** BEGIN DATASET **
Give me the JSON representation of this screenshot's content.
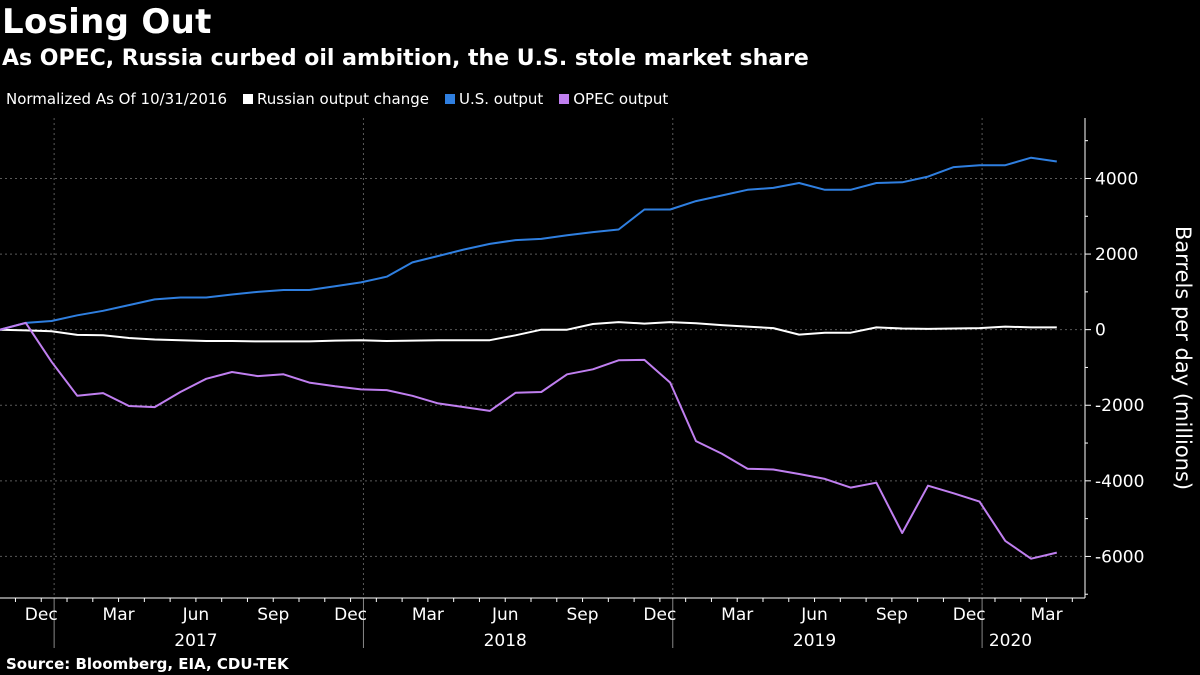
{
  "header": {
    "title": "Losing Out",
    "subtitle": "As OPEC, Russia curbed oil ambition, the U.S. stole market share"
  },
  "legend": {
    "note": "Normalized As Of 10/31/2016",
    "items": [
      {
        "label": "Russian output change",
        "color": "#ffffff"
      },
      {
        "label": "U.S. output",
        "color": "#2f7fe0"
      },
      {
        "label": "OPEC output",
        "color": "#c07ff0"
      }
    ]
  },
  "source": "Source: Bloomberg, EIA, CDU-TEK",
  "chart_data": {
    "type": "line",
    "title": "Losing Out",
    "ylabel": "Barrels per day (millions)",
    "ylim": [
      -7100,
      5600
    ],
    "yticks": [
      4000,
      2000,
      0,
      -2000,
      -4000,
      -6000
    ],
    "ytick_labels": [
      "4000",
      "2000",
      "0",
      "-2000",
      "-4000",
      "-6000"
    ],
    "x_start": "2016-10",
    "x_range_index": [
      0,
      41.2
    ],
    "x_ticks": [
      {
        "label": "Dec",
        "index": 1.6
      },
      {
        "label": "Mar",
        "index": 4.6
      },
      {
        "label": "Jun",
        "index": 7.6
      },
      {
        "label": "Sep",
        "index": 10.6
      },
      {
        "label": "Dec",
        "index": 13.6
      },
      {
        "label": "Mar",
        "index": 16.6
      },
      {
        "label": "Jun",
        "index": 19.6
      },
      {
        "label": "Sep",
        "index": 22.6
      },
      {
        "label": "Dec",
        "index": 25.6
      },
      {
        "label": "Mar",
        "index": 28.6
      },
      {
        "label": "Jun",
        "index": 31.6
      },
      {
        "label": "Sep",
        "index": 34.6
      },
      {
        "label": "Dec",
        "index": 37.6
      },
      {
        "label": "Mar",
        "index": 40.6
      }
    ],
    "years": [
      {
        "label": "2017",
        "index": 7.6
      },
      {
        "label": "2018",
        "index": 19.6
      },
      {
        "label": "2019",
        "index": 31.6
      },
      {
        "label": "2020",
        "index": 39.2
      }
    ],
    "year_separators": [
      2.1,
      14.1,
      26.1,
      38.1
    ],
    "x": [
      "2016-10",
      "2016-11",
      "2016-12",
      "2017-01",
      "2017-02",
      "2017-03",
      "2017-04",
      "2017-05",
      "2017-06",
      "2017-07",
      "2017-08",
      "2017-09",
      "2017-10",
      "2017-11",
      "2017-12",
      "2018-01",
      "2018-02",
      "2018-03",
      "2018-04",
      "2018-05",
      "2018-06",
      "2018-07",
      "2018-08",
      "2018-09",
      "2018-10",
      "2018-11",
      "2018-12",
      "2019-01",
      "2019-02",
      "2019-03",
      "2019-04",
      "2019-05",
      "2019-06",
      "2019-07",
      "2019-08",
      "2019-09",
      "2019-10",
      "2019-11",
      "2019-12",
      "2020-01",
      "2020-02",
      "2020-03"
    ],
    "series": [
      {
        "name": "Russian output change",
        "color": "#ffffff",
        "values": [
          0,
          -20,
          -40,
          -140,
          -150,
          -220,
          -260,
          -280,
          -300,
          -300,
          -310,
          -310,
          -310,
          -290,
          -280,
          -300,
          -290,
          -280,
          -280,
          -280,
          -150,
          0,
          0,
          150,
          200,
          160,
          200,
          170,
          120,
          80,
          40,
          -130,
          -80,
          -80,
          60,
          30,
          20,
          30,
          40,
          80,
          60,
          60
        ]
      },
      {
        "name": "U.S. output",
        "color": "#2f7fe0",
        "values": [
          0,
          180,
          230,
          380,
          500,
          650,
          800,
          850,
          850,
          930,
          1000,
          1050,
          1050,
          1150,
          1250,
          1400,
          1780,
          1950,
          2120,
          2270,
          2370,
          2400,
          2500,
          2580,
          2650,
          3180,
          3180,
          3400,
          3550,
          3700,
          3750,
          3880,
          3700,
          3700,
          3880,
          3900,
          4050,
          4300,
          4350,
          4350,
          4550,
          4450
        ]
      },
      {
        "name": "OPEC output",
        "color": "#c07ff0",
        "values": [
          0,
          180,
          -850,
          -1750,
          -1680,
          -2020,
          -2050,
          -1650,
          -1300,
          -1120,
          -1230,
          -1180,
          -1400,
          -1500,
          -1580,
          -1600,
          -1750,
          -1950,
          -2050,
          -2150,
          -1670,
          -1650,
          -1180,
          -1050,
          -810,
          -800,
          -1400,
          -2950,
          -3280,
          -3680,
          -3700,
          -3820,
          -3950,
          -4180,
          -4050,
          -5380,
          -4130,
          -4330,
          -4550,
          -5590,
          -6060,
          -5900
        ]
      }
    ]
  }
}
** END DATASET **
EXERCISE PROMPT —
In the records shown above, how many lines include the word "change"? Answer with the number only.

WORKED SOLUTION —
2